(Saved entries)
>> START

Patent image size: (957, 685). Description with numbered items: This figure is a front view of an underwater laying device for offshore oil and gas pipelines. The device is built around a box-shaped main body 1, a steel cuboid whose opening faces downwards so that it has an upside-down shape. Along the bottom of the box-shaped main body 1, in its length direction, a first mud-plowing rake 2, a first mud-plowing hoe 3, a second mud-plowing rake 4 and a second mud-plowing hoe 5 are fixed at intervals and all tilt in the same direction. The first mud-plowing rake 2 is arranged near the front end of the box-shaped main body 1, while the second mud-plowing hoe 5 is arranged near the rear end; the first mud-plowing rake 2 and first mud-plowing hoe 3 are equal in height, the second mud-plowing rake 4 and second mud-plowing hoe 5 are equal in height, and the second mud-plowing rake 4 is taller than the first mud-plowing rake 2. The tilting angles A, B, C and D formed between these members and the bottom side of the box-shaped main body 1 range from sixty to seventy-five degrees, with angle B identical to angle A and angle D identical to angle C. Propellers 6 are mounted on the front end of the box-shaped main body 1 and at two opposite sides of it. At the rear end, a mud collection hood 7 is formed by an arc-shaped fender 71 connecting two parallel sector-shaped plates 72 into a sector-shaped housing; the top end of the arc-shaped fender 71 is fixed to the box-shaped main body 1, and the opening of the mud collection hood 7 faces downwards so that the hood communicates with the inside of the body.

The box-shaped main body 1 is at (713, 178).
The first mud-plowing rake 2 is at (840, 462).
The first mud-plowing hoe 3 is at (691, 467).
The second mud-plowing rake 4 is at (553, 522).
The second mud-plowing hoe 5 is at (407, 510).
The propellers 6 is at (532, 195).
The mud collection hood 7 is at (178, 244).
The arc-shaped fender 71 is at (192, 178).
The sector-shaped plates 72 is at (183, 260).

>> END

What is being asked:
Render the material from its first line through the line containing "The arc-shaped fender 71 is at (192, 178).", inclusive, as a Markdown table with columns named Row and Line text. Number each row and leave out blank lines.

Reply:
| Row | Line text |
|---|---|
| 1 | Patent image size: (957, 685). Description with numbered items: This figure is a front view of an underwater laying device for offshore oil and gas pipelines. The device is built around a box-shaped main body 1, a steel cuboid whose opening faces downwards so that it has an upside-down shape. Along the bottom of the box-shaped main body 1, in its length direction, a first mud-plowing rake 2, a first mud-plowing hoe 3, a second mud-plowing rake 4 and a second mud-plowing hoe 5 are fixed at intervals and all tilt in the same direction. The first mud-plowing rake 2 is arranged near the front end of the box-shaped main body 1, while the second mud-plowing hoe 5 is arranged near the rear end; the first mud-plowing rake 2 and first mud-plowing hoe 3 are equal in height, the second mud-plowing rake 4 and second mud-plowing hoe 5 are equal in height, and the second mud-plowing rake 4 is taller than the first mud-plowing rake 2. The tilting angles A, B, C and D formed between these members and the bottom side of the box-shaped main body 1 range from sixty to seventy-five degrees, with angle B identical to angle A and angle D identical to angle C. Propellers 6 are mounted on the front end of the box-shaped main body 1 and at two opposite sides of it. At the rear end, a mud collection hood 7 is formed by an arc-shaped fender 71 connecting two parallel sector-shaped plates 72 into a sector-shaped housing; the top end of the arc-shaped fender 71 is fixed to the box-shaped main body 1, and the opening of the mud collection hood 7 faces downwards so that the hood communicates with the inside of the body. |
| 2 | The box-shaped main body 1 is at (713, 178). |
| 3 | The first mud-plowing rake 2 is at (840, 462). |
| 4 | The first mud-plowing hoe 3 is at (691, 467). |
| 5 | The second mud-plowing rake 4 is at (553, 522). |
| 6 | The second mud-plowing hoe 5 is at (407, 510). |
| 7 | The propellers 6 is at (532, 195). |
| 8 | The mud collection hood 7 is at (178, 244). |
| 9 | The arc-shaped fender 71 is at (192, 178). |